→ **TASK**: The data below must be copied in full and without any change.

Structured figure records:
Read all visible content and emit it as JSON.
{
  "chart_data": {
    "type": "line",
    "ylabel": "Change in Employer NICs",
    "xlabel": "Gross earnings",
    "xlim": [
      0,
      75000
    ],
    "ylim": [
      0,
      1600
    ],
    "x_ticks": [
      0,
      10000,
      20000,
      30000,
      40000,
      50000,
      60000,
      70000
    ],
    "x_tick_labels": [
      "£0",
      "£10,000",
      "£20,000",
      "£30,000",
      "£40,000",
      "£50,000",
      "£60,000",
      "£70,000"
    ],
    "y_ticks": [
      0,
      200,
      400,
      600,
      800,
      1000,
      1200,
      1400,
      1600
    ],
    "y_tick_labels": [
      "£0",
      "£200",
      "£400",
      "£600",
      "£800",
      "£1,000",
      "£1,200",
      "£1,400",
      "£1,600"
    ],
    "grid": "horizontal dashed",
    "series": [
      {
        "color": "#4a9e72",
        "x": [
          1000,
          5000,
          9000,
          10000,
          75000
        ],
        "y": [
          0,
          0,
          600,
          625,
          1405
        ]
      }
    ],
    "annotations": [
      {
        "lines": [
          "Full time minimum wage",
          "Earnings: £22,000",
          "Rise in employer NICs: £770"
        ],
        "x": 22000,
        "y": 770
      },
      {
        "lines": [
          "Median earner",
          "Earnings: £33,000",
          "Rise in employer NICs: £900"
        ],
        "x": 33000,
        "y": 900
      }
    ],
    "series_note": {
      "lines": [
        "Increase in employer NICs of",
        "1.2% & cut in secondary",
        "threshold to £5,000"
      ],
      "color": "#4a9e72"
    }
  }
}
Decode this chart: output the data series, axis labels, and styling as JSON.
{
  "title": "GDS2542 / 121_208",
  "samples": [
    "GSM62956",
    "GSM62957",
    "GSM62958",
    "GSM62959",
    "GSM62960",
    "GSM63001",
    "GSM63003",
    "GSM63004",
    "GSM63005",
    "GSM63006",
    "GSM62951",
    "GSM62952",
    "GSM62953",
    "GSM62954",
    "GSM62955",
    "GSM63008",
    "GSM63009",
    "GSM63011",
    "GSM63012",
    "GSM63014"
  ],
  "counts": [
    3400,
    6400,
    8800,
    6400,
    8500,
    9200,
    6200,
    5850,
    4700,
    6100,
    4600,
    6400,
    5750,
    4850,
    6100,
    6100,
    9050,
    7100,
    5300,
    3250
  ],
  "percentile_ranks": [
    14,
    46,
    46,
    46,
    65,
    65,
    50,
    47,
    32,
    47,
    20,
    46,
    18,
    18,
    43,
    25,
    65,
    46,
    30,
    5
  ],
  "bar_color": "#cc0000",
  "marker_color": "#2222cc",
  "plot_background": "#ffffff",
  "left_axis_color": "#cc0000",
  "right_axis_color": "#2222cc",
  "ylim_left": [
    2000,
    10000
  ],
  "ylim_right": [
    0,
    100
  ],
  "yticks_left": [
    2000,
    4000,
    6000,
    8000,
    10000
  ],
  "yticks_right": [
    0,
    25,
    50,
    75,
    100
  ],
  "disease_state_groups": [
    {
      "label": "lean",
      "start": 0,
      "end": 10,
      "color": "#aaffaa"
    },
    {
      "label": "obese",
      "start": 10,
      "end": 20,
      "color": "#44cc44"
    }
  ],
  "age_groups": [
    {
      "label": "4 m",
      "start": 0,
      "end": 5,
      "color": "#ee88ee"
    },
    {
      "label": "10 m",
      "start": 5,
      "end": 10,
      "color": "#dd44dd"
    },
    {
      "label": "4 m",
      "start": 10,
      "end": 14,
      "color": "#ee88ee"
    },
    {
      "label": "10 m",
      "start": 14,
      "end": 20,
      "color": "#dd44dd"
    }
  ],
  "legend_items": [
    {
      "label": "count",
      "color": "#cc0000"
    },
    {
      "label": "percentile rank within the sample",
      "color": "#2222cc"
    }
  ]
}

→ **OUTPUT**:
Read all visible content and emit it as JSON.
{
  "chart_data": {
    "type": "line",
    "ylabel": "Change in Employer NICs",
    "xlabel": "Gross earnings",
    "xlim": [
      0,
      75000
    ],
    "ylim": [
      0,
      1600
    ],
    "x_ticks": [
      0,
      10000,
      20000,
      30000,
      40000,
      50000,
      60000,
      70000
    ],
    "x_tick_labels": [
      "£0",
      "£10,000",
      "£20,000",
      "£30,000",
      "£40,000",
      "£50,000",
      "£60,000",
      "£70,000"
    ],
    "y_ticks": [
      0,
      200,
      400,
      600,
      800,
      1000,
      1200,
      1400,
      1600
    ],
    "y_tick_labels": [
      "£0",
      "£200",
      "£400",
      "£600",
      "£800",
      "£1,000",
      "£1,200",
      "£1,400",
      "£1,600"
    ],
    "grid": "horizontal dashed",
    "series": [
      {
        "color": "#4a9e72",
        "x": [
          1000,
          5000,
          9000,
          10000,
          75000
        ],
        "y": [
          0,
          0,
          600,
          625,
          1405
        ]
      }
    ],
    "annotations": [
      {
        "lines": [
          "Full time minimum wage",
          "Earnings: £22,000",
          "Rise in employer NICs: £770"
        ],
        "x": 22000,
        "y": 770
      },
      {
        "lines": [
          "Median earner",
          "Earnings: £33,000",
          "Rise in employer NICs: £900"
        ],
        "x": 33000,
        "y": 900
      }
    ],
    "series_note": {
      "lines": [
        "Increase in employer NICs of",
        "1.2% & cut in secondary",
        "threshold to £5,000"
      ],
      "color": "#4a9e72"
    }
  }
}
Decode this chart: output the data series, axis labels, and styling as JSON.
{
  "title": "GDS2542 / 121_208",
  "samples": [
    "GSM62956",
    "GSM62957",
    "GSM62958",
    "GSM62959",
    "GSM62960",
    "GSM63001",
    "GSM63003",
    "GSM63004",
    "GSM63005",
    "GSM63006",
    "GSM62951",
    "GSM62952",
    "GSM62953",
    "GSM62954",
    "GSM62955",
    "GSM63008",
    "GSM63009",
    "GSM63011",
    "GSM63012",
    "GSM63014"
  ],
  "counts": [
    3400,
    6400,
    8800,
    6400,
    8500,
    9200,
    6200,
    5850,
    4700,
    6100,
    4600,
    6400,
    5750,
    4850,
    6100,
    6100,
    9050,
    7100,
    5300,
    3250
  ],
  "percentile_ranks": [
    14,
    46,
    46,
    46,
    65,
    65,
    50,
    47,
    32,
    47,
    20,
    46,
    18,
    18,
    43,
    25,
    65,
    46,
    30,
    5
  ],
  "bar_color": "#cc0000",
  "marker_color": "#2222cc",
  "plot_background": "#ffffff",
  "left_axis_color": "#cc0000",
  "right_axis_color": "#2222cc",
  "ylim_left": [
    2000,
    10000
  ],
  "ylim_right": [
    0,
    100
  ],
  "yticks_left": [
    2000,
    4000,
    6000,
    8000,
    10000
  ],
  "yticks_right": [
    0,
    25,
    50,
    75,
    100
  ],
  "disease_state_groups": [
    {
      "label": "lean",
      "start": 0,
      "end": 10,
      "color": "#aaffaa"
    },
    {
      "label": "obese",
      "start": 10,
      "end": 20,
      "color": "#44cc44"
    }
  ],
  "age_groups": [
    {
      "label": "4 m",
      "start": 0,
      "end": 5,
      "color": "#ee88ee"
    },
    {
      "label": "10 m",
      "start": 5,
      "end": 10,
      "color": "#dd44dd"
    },
    {
      "label": "4 m",
      "start": 10,
      "end": 14,
      "color": "#ee88ee"
    },
    {
      "label": "10 m",
      "start": 14,
      "end": 20,
      "color": "#dd44dd"
    }
  ],
  "legend_items": [
    {
      "label": "count",
      "color": "#cc0000"
    },
    {
      "label": "percentile rank within the sample",
      "color": "#2222cc"
    }
  ]
}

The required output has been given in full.